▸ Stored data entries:
________

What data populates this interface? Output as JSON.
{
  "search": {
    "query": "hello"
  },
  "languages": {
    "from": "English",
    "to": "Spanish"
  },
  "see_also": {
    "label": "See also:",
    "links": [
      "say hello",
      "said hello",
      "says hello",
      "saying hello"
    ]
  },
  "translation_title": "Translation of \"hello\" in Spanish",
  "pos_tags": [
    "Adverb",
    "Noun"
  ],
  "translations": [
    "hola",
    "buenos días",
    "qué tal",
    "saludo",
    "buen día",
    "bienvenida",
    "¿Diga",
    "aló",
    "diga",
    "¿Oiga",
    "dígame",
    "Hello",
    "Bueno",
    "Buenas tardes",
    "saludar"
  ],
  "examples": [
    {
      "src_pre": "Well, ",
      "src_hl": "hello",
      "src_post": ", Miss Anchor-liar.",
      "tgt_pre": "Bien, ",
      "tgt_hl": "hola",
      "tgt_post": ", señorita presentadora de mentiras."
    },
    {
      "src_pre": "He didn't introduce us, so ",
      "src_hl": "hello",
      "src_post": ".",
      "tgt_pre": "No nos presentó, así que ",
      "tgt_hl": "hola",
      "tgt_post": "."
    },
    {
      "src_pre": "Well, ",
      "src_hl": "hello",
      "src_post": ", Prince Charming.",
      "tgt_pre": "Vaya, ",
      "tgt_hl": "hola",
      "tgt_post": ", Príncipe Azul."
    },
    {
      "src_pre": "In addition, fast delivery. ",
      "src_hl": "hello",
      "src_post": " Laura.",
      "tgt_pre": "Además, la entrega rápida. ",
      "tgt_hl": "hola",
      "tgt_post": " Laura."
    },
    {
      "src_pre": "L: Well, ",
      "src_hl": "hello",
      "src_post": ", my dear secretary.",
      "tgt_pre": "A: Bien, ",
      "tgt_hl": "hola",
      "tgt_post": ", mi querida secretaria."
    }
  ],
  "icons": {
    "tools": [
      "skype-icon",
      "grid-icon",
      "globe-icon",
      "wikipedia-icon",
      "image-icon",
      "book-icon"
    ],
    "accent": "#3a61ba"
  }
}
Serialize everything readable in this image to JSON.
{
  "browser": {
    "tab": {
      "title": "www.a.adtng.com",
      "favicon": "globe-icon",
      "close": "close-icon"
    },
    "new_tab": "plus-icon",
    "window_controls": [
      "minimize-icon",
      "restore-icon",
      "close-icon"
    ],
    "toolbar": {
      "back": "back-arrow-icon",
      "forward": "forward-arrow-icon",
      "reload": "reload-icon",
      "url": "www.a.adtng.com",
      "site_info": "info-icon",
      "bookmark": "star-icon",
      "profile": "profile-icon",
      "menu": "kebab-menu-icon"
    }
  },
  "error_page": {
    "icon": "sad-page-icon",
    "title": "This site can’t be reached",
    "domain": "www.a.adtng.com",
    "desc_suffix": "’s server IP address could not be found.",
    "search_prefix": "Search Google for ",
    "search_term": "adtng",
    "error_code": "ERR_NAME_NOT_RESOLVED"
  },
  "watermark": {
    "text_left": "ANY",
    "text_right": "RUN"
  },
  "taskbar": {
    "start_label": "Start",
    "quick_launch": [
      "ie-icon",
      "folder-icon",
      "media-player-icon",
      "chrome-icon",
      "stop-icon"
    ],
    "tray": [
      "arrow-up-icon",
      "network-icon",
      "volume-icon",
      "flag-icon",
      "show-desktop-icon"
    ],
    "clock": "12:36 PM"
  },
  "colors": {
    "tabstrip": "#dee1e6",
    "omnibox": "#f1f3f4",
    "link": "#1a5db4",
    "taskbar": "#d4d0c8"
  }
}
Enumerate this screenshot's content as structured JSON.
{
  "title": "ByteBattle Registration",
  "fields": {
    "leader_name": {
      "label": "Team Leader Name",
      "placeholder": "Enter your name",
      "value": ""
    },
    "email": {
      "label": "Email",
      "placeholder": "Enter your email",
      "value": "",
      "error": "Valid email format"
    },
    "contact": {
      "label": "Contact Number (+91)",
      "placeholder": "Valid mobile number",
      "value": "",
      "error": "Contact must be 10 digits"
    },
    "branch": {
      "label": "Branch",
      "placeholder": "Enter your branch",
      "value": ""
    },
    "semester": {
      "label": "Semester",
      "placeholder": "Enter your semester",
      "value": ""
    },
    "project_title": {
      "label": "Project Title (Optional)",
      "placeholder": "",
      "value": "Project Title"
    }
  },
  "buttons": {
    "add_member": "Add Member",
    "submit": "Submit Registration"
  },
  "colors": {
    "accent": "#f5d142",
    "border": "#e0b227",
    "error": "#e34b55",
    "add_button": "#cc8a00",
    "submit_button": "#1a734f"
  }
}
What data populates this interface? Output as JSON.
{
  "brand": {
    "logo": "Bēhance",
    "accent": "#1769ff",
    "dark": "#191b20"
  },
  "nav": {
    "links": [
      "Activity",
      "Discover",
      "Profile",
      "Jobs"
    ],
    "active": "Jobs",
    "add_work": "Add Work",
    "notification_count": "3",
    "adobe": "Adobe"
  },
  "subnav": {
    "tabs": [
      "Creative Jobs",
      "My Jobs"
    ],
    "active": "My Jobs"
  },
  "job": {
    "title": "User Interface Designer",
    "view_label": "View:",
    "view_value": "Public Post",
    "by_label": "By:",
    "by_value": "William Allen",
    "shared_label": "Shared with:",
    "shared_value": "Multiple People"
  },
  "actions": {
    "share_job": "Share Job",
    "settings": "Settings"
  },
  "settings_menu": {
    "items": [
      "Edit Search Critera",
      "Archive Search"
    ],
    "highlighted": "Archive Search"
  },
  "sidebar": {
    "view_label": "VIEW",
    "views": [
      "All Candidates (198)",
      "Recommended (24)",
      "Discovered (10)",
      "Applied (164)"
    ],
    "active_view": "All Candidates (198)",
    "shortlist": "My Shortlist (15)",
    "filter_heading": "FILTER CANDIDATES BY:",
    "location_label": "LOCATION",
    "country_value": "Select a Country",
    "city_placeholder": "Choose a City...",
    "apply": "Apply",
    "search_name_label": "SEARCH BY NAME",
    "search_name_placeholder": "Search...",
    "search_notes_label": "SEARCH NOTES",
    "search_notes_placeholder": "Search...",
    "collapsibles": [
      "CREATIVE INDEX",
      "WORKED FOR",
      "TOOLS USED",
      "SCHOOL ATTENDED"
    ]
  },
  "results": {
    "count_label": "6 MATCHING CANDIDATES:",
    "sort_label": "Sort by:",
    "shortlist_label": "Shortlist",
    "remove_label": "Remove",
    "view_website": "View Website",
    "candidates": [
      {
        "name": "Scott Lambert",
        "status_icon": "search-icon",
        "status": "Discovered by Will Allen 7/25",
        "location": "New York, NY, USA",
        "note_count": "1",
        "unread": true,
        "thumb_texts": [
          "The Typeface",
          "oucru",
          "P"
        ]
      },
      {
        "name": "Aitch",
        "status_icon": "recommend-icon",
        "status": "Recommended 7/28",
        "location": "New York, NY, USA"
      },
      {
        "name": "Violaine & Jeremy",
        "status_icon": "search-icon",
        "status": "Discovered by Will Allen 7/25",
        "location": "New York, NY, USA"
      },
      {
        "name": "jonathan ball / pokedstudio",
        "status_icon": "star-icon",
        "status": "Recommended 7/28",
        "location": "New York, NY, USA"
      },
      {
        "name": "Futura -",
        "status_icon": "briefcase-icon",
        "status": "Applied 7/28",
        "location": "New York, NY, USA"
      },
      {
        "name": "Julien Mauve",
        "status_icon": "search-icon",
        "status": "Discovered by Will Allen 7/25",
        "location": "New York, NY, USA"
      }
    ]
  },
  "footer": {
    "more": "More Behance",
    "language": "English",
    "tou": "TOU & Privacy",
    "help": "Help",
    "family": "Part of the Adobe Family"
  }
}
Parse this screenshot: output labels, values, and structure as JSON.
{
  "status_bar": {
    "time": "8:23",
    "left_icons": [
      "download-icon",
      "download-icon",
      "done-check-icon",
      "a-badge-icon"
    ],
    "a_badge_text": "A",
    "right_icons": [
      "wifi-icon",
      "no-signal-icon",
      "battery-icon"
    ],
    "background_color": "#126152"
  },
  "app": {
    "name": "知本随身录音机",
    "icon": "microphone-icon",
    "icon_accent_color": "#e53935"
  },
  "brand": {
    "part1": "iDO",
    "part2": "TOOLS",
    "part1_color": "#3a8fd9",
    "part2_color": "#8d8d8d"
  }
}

________

▸ YOUR TASK: In the entries above, find the line containing "Parse this screenshot: output". Set down that line and every line after it through the last one, exactly and alone.

▸ RESULT OF THIS TASK:
Parse this screenshot: output labels, values, and structure as JSON.
{
  "status_bar": {
    "time": "8:23",
    "left_icons": [
      "download-icon",
      "download-icon",
      "done-check-icon",
      "a-badge-icon"
    ],
    "a_badge_text": "A",
    "right_icons": [
      "wifi-icon",
      "no-signal-icon",
      "battery-icon"
    ],
    "background_color": "#126152"
  },
  "app": {
    "name": "知本随身录音机",
    "icon": "microphone-icon",
    "icon_accent_color": "#e53935"
  },
  "brand": {
    "part1": "iDO",
    "part2": "TOOLS",
    "part1_color": "#3a8fd9",
    "part2_color": "#8d8d8d"
  }
}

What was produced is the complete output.